→ **Records to use**:
------------------------------------------------------------

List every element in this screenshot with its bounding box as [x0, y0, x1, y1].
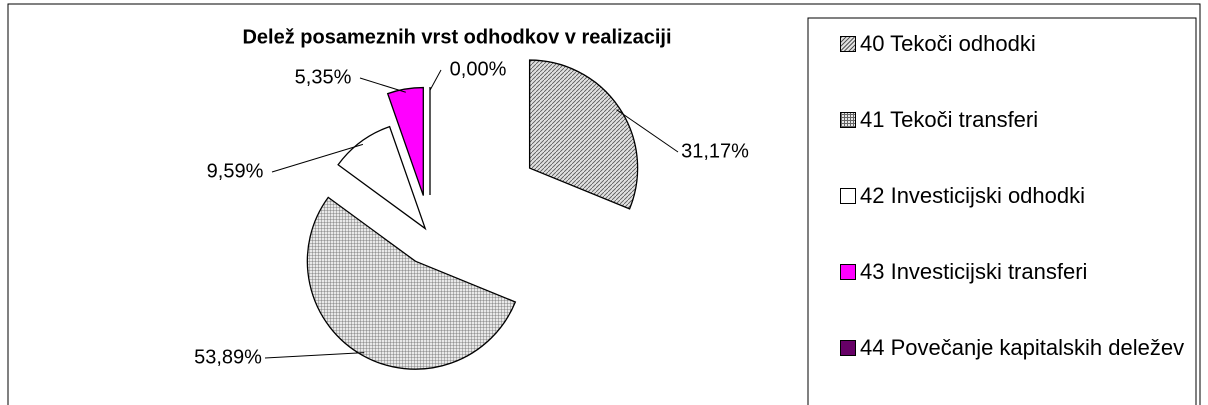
- legend-swatch: [840, 36, 856, 52]
- legend-label: 41 Tekoči transferi: [860, 107, 1039, 132]
- legend-label: 43 Investicijski transferi: [860, 259, 1088, 284]
- leader-line: [264, 352, 365, 359]
- leader-line: [359, 77, 406, 93]
- legend-swatch: [840, 264, 856, 280]
- data-label: 0,00%: [450, 58, 507, 80]
- chart-border: [7, 3, 1201, 405]
- legend-swatch: [840, 340, 856, 356]
- data-label: 5,35%: [295, 66, 352, 88]
- legend-label: 42 Investicijski odhodki: [860, 183, 1086, 208]
- pie-slice: [337, 125, 427, 231]
- legend-item: 42 Investicijski odhodki: [840, 182, 1190, 210]
- legend-border: [807, 17, 1197, 405]
- leader-line: [616, 109, 679, 153]
- data-label: 9,59%: [207, 160, 264, 182]
- legend-item: 41 Tekoči transferi: [840, 106, 1190, 134]
- leader-line: [271, 143, 364, 173]
- pie-slice: [528, 59, 639, 210]
- legend-label: 44 Povečanje kapitalskih deležev: [860, 335, 1185, 360]
- legend-swatch: [840, 112, 856, 128]
- leader-line: [429, 69, 442, 91]
- pie-slice: [386, 86, 424, 196]
- chart-title: Delež posameznih vrst odhodkov v realiza…: [242, 26, 671, 48]
- legend-item: 43 Investicijski transferi: [840, 258, 1190, 286]
- legend-label: 40 Tekoči odhodki: [860, 31, 1036, 56]
- pie-slice: [306, 196, 517, 370]
- data-label: 53,89%: [194, 346, 262, 368]
- data-label: 31,17%: [681, 140, 749, 162]
- legend-item: 40 Tekoči odhodki: [840, 30, 1190, 58]
- legend-swatch: [840, 188, 856, 204]
- legend-item: 44 Povečanje kapitalskih deležev: [840, 334, 1190, 362]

------------------------------------------------------------

→ **Objective**: Repeat the data above line for line, leaving out the picture.

→ **The completed task**:
List every element in this screenshot with its bounding box as [x0, y0, x1, y1].
- legend-swatch: [840, 36, 856, 52]
- legend-label: 41 Tekoči transferi: [860, 107, 1039, 132]
- legend-label: 43 Investicijski transferi: [860, 259, 1088, 284]
- leader-line: [264, 352, 365, 359]
- leader-line: [359, 77, 406, 93]
- legend-swatch: [840, 264, 856, 280]
- data-label: 0,00%: [450, 58, 507, 80]
- chart-border: [7, 3, 1201, 405]
- legend-swatch: [840, 340, 856, 356]
- data-label: 5,35%: [295, 66, 352, 88]
- legend-label: 42 Investicijski odhodki: [860, 183, 1086, 208]
- pie-slice: [337, 125, 427, 231]
- legend-item: 42 Investicijski odhodki: [840, 182, 1190, 210]
- legend-border: [807, 17, 1197, 405]
- leader-line: [616, 109, 679, 153]
- data-label: 9,59%: [207, 160, 264, 182]
- legend-item: 41 Tekoči transferi: [840, 106, 1190, 134]
- leader-line: [271, 143, 364, 173]
- pie-slice: [528, 59, 639, 210]
- legend-label: 44 Povečanje kapitalskih deležev: [860, 335, 1185, 360]
- legend-swatch: [840, 112, 856, 128]
- leader-line: [429, 69, 442, 91]
- pie-slice: [386, 86, 424, 196]
- chart-title: Delež posameznih vrst odhodkov v realiza…: [242, 26, 671, 48]
- legend-item: 43 Investicijski transferi: [840, 258, 1190, 286]
- legend-label: 40 Tekoči odhodki: [860, 31, 1036, 56]
- pie-slice: [306, 196, 517, 370]
- data-label: 53,89%: [194, 346, 262, 368]
- data-label: 31,17%: [681, 140, 749, 162]
- legend-item: 40 Tekoči odhodki: [840, 30, 1190, 58]
- legend-swatch: [840, 188, 856, 204]
- legend-item: 44 Povečanje kapitalskih deležev: [840, 334, 1190, 362]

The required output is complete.